- Required work: Write down each entry again, exactly as it reads.

==========

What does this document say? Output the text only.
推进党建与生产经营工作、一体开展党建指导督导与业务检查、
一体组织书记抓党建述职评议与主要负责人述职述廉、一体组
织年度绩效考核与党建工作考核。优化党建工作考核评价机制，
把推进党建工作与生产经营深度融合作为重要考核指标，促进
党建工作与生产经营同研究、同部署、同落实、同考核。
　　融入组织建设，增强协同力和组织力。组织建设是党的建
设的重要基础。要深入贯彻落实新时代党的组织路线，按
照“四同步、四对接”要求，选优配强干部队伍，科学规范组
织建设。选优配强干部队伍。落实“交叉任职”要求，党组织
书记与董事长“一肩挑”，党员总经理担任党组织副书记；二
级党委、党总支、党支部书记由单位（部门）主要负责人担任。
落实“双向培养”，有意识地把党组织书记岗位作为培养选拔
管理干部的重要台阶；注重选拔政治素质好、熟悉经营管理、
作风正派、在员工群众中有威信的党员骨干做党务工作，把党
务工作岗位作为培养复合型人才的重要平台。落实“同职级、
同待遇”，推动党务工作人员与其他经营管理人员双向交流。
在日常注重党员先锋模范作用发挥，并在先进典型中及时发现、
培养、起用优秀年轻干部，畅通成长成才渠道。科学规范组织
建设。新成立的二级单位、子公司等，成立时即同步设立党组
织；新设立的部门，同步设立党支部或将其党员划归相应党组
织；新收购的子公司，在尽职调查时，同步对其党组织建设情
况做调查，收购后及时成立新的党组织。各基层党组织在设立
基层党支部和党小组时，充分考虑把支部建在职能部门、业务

==========

- Written solution:
What does this document say? Output the text only.
推进党建与生产经营工作、一体开展党建指导督导与业务检查、
一体组织书记抓党建述职评议与主要负责人述职述廉、一体组
织年度绩效考核与党建工作考核。优化党建工作考核评价机制，
把推进党建工作与生产经营深度融合作为重要考核指标，促进
党建工作与生产经营同研究、同部署、同落实、同考核。
　　融入组织建设，增强协同力和组织力。组织建设是党的建
设的重要基础。要深入贯彻落实新时代党的组织路线，按
照“四同步、四对接”要求，选优配强干部队伍，科学规范组
织建设。选优配强干部队伍。落实“交叉任职”要求，党组织
书记与董事长“一肩挑”，党员总经理担任党组织副书记；二
级党委、党总支、党支部书记由单位（部门）主要负责人担任。
落实“双向培养”，有意识地把党组织书记岗位作为培养选拔
管理干部的重要台阶；注重选拔政治素质好、熟悉经营管理、
作风正派、在员工群众中有威信的党员骨干做党务工作，把党
务工作岗位作为培养复合型人才的重要平台。落实“同职级、
同待遇”，推动党务工作人员与其他经营管理人员双向交流。
在日常注重党员先锋模范作用发挥，并在先进典型中及时发现、
培养、起用优秀年轻干部，畅通成长成才渠道。科学规范组织
建设。新成立的二级单位、子公司等，成立时即同步设立党组
织；新设立的部门，同步设立党支部或将其党员划归相应党组
织；新收购的子公司，在尽职调查时，同步对其党组织建设情
况做调查，收购后及时成立新的党组织。各基层党组织在设立
基层党支部和党小组时，充分考虑把支部建在职能部门、业务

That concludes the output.